Stored records
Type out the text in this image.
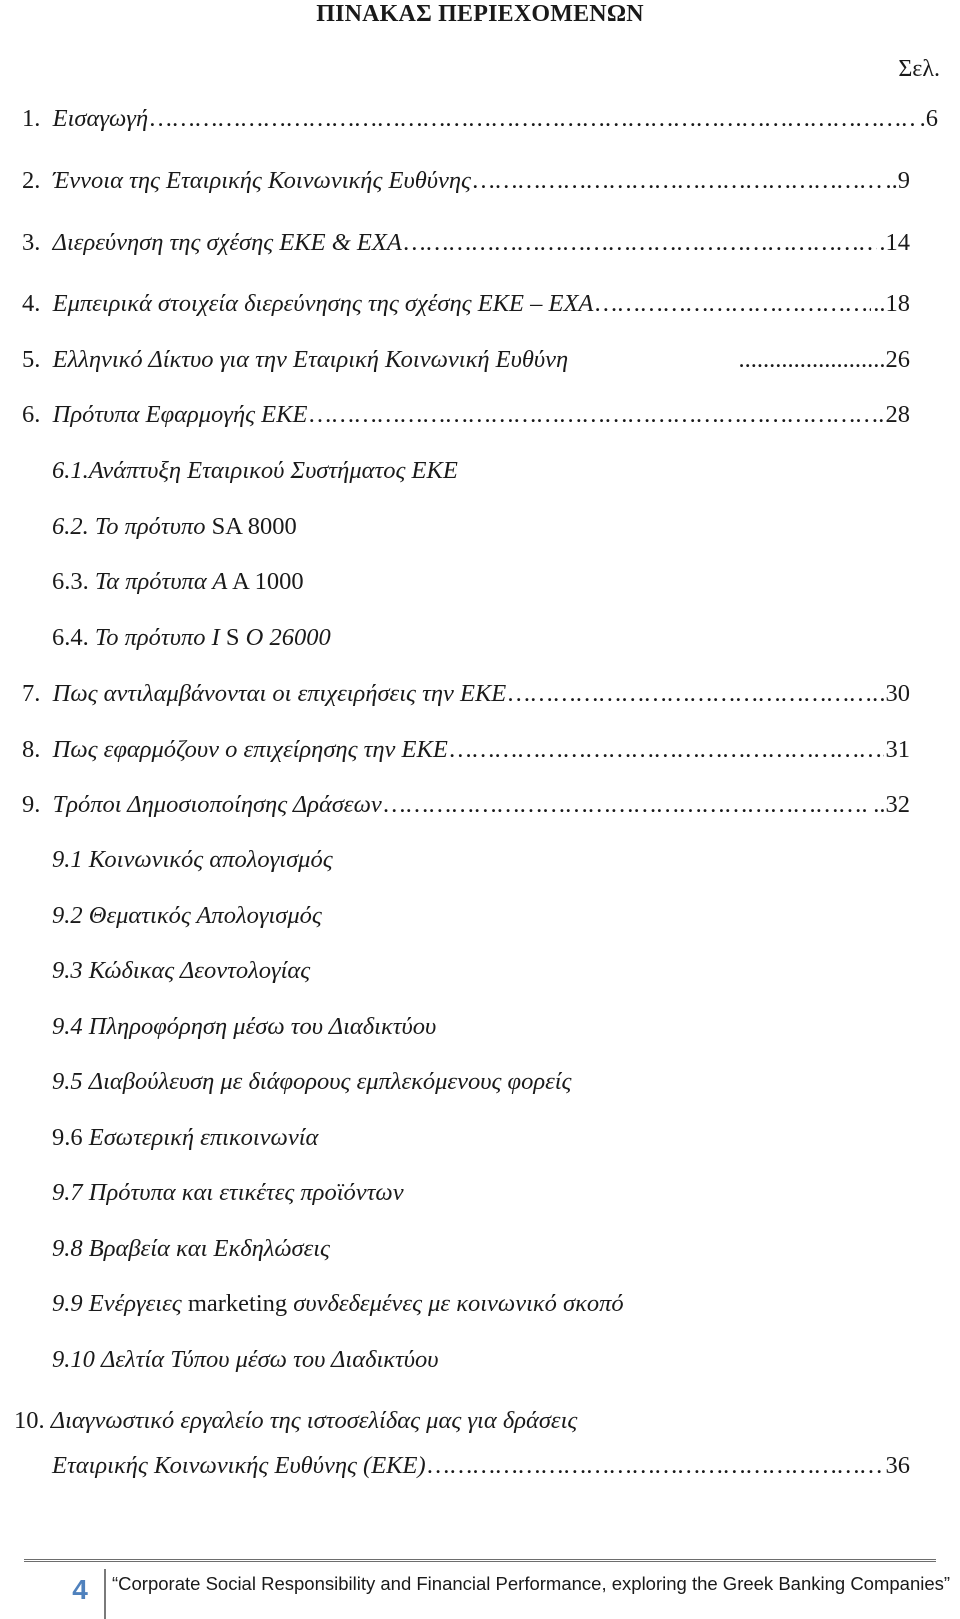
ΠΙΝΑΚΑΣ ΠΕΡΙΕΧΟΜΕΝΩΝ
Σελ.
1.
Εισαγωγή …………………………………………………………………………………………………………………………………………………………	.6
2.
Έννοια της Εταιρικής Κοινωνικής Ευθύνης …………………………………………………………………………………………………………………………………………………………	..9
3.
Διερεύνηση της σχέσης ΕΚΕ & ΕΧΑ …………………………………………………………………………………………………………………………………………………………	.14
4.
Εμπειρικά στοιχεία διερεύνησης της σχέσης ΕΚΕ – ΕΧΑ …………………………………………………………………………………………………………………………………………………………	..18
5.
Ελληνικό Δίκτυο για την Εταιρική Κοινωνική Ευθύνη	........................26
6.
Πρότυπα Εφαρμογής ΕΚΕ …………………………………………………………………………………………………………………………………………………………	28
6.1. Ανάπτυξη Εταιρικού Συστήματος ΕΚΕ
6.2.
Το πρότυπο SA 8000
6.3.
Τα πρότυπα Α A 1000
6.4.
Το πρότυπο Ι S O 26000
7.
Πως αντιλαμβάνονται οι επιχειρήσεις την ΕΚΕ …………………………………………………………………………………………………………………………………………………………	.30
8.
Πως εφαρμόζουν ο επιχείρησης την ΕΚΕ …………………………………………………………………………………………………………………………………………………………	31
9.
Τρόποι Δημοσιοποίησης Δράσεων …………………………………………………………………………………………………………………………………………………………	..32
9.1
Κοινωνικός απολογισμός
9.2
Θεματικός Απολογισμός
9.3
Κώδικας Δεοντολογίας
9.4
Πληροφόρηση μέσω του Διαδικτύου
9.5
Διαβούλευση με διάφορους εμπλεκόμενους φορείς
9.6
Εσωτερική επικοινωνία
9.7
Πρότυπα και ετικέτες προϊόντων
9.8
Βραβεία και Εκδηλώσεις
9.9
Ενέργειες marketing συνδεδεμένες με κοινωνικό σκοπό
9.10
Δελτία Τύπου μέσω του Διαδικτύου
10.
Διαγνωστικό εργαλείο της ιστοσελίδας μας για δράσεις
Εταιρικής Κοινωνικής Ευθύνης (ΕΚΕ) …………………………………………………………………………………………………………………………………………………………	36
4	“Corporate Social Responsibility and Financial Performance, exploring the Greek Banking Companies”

--- Task ---
Write out the material above again, word for word, minus its pictures.

--- Result of this task ---
Type out the text in this image.
ΠΙΝΑΚΑΣ ΠΕΡΙΕΧΟΜΕΝΩΝ
Σελ.
1.
Εισαγωγή …………………………………………………………………………………………………………………………………………………………	.6
2.
Έννοια της Εταιρικής Κοινωνικής Ευθύνης …………………………………………………………………………………………………………………………………………………………	..9
3.
Διερεύνηση της σχέσης ΕΚΕ & ΕΧΑ …………………………………………………………………………………………………………………………………………………………	.14
4.
Εμπειρικά στοιχεία διερεύνησης της σχέσης ΕΚΕ – ΕΧΑ …………………………………………………………………………………………………………………………………………………………	..18
5.
Ελληνικό Δίκτυο για την Εταιρική Κοινωνική Ευθύνη	........................26
6.
Πρότυπα Εφαρμογής ΕΚΕ …………………………………………………………………………………………………………………………………………………………	28
6.1. Ανάπτυξη Εταιρικού Συστήματος ΕΚΕ
6.2.
Το πρότυπο SA 8000
6.3.
Τα πρότυπα Α A 1000
6.4.
Το πρότυπο Ι S O 26000
7.
Πως αντιλαμβάνονται οι επιχειρήσεις την ΕΚΕ …………………………………………………………………………………………………………………………………………………………	.30
8.
Πως εφαρμόζουν ο επιχείρησης την ΕΚΕ …………………………………………………………………………………………………………………………………………………………	31
9.
Τρόποι Δημοσιοποίησης Δράσεων …………………………………………………………………………………………………………………………………………………………	..32
9.1
Κοινωνικός απολογισμός
9.2
Θεματικός Απολογισμός
9.3
Κώδικας Δεοντολογίας
9.4
Πληροφόρηση μέσω του Διαδικτύου
9.5
Διαβούλευση με διάφορους εμπλεκόμενους φορείς
9.6
Εσωτερική επικοινωνία
9.7
Πρότυπα και ετικέτες προϊόντων
9.8
Βραβεία και Εκδηλώσεις
9.9
Ενέργειες marketing συνδεδεμένες με κοινωνικό σκοπό
9.10
Δελτία Τύπου μέσω του Διαδικτύου
10.
Διαγνωστικό εργαλείο της ιστοσελίδας μας για δράσεις
Εταιρικής Κοινωνικής Ευθύνης (ΕΚΕ) …………………………………………………………………………………………………………………………………………………………	36
4	“Corporate Social Responsibility and Financial Performance, exploring the Greek Banking Companies”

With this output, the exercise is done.